> Request
Filter the entries, keeping every line with the word "studené".

> Data extract
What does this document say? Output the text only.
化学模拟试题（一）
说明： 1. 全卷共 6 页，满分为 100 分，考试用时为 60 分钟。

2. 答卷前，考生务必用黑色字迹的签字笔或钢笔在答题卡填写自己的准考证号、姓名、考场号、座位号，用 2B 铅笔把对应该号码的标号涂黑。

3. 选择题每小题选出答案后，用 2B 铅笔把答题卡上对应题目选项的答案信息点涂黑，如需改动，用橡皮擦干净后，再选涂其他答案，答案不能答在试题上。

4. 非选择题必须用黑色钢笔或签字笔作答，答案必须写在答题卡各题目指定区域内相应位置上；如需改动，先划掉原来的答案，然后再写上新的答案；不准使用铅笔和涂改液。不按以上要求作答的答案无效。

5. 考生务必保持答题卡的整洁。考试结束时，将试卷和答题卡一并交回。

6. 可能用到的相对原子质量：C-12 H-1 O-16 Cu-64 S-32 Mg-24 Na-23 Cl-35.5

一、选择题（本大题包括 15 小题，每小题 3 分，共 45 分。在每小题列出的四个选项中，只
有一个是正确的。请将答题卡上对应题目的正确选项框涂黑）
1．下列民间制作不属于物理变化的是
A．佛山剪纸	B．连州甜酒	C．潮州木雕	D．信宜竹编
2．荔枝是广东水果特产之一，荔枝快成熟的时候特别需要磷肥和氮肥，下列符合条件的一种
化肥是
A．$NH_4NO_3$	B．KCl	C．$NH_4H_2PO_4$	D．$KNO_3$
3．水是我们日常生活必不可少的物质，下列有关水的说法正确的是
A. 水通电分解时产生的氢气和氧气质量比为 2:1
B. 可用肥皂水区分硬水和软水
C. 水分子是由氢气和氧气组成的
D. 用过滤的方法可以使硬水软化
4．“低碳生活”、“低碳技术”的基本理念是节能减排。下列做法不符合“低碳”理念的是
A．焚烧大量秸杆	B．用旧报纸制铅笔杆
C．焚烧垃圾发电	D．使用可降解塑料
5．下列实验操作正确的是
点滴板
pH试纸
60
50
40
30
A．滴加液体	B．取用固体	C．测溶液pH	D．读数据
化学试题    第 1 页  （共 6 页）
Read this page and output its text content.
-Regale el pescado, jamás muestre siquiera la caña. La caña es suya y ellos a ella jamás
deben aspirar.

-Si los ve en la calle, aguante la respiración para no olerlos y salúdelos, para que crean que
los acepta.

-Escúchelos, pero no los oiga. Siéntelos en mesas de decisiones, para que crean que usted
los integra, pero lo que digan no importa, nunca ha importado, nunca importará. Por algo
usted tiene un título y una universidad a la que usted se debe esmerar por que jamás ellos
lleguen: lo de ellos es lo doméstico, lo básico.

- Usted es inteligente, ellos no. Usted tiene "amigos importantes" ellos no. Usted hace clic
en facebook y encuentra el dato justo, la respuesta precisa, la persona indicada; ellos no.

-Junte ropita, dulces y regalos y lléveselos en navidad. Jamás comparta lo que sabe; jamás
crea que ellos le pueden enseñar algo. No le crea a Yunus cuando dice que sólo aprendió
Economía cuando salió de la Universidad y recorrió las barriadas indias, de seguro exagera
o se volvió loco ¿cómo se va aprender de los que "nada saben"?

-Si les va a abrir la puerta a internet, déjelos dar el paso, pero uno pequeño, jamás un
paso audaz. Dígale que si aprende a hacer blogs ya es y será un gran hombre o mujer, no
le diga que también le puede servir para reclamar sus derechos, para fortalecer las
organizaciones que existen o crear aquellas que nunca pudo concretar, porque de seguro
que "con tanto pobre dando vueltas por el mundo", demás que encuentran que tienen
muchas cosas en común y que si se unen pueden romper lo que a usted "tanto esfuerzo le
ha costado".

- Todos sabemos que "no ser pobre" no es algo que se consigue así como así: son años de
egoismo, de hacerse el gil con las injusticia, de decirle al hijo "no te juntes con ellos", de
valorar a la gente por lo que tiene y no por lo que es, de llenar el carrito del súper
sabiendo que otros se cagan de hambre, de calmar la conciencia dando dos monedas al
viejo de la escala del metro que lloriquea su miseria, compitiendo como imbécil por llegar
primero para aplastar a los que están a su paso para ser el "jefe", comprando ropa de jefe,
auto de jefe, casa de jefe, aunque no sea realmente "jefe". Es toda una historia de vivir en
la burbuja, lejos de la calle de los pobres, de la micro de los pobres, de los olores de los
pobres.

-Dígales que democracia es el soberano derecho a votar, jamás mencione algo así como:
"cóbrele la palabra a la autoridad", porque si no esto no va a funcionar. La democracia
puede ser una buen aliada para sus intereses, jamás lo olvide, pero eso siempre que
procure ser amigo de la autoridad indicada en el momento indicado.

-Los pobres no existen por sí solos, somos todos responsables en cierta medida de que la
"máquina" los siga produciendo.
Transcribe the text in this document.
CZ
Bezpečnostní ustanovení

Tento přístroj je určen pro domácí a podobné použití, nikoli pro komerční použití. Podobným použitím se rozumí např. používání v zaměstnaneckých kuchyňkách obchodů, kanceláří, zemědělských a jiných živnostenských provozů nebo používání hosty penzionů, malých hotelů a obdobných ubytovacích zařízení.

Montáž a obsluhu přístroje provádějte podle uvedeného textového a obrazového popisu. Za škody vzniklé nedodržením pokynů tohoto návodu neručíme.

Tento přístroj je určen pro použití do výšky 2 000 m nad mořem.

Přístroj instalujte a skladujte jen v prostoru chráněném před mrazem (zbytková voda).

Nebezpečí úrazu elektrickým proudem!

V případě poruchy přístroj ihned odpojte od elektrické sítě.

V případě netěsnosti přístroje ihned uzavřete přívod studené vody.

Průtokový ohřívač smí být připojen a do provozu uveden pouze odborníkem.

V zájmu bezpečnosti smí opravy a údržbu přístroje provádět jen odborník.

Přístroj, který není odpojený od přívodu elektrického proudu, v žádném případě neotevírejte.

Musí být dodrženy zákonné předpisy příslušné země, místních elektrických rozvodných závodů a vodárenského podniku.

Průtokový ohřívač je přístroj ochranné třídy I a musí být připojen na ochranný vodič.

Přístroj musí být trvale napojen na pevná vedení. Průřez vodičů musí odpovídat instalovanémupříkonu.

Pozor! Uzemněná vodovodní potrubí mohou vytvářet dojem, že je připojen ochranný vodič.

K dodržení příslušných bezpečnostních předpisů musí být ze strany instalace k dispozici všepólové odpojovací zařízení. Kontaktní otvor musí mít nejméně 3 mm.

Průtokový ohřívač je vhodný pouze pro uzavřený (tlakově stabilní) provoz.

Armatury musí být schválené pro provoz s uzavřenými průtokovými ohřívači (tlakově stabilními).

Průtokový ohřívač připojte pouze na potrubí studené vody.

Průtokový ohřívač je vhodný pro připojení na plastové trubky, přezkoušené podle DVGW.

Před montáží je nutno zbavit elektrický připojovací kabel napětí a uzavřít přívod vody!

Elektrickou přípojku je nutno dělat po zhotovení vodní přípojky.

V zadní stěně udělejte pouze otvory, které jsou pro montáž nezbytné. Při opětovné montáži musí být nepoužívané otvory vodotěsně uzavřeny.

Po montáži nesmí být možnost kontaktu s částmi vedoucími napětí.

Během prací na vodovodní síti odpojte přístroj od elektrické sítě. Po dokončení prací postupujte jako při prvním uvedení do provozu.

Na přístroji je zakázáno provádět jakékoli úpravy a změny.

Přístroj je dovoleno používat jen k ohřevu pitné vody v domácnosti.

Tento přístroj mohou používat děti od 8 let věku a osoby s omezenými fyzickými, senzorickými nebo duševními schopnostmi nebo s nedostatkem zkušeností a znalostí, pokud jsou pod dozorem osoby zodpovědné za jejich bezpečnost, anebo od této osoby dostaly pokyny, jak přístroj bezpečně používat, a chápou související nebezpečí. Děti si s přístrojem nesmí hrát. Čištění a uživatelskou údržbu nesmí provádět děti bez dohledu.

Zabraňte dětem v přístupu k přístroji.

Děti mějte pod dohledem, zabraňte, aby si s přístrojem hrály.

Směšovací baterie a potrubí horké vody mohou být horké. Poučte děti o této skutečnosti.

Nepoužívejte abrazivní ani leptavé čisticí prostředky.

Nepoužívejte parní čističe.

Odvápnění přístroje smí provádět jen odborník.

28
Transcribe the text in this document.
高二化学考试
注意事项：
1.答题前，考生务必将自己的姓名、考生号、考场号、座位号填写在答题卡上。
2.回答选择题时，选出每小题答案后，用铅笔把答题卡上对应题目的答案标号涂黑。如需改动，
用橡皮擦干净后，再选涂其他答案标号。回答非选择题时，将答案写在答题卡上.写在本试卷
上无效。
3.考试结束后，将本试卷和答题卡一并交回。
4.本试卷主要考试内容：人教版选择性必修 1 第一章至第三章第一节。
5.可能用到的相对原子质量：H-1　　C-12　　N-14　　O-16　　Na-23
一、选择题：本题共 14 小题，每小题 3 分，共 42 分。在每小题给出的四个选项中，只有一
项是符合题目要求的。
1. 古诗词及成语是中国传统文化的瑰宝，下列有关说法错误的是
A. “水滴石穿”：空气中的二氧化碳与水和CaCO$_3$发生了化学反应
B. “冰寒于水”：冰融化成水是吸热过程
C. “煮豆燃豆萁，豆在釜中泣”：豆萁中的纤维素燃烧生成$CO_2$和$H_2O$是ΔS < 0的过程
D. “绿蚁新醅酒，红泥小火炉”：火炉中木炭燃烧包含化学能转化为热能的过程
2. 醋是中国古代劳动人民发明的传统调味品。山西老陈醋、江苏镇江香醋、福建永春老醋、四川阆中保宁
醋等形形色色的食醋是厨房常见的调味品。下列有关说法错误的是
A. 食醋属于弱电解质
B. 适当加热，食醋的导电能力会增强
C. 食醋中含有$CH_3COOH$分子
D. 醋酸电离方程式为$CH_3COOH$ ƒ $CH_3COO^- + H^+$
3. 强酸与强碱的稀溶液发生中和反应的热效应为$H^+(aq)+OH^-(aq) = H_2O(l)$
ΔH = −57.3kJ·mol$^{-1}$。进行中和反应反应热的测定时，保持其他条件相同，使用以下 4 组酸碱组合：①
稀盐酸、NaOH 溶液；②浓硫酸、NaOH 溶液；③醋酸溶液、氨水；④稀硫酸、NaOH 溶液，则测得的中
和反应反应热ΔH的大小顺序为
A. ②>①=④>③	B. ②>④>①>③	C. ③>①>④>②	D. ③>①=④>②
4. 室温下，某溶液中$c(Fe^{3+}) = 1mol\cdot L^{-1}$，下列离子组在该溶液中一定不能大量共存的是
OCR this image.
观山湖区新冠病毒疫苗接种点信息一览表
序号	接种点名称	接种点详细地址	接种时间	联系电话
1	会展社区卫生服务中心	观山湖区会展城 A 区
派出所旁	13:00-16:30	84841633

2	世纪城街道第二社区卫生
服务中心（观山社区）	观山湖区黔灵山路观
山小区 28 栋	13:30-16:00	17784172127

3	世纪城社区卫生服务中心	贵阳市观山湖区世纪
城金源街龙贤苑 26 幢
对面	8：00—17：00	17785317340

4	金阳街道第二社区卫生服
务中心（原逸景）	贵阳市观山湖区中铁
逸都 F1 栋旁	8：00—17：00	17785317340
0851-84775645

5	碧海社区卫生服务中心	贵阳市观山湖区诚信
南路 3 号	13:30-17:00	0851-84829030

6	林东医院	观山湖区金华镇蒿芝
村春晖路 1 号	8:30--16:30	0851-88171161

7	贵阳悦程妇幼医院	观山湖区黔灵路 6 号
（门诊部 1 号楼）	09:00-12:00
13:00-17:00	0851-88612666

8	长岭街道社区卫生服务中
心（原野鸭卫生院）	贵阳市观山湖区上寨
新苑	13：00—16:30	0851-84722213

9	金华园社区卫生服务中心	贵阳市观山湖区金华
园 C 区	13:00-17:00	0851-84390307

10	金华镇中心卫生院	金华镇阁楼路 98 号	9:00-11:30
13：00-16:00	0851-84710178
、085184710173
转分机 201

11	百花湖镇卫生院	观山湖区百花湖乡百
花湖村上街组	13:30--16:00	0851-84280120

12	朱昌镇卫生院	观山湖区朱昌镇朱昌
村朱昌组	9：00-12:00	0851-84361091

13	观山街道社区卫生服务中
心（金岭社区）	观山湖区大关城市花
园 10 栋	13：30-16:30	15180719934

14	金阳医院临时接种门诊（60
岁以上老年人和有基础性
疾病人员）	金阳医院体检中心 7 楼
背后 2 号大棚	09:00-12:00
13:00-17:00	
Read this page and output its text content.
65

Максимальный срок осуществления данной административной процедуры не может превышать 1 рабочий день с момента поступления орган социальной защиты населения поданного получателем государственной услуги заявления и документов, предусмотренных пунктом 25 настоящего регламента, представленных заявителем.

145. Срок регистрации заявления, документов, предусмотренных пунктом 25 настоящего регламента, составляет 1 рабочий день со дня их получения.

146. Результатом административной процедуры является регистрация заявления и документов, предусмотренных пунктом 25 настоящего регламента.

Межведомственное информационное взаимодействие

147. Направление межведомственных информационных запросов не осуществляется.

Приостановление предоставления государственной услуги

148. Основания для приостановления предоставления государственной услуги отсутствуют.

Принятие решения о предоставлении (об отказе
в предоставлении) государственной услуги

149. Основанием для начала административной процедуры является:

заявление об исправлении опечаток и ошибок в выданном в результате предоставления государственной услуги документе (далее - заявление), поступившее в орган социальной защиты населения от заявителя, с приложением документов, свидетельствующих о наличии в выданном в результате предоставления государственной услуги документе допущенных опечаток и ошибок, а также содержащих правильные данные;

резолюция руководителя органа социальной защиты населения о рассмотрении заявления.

> Reply to the exercise
V případě netěsnosti přístroje ihned uzavřete přívod studené vody.
Průtokový ohřívač připojte pouze na potrubí studené vody.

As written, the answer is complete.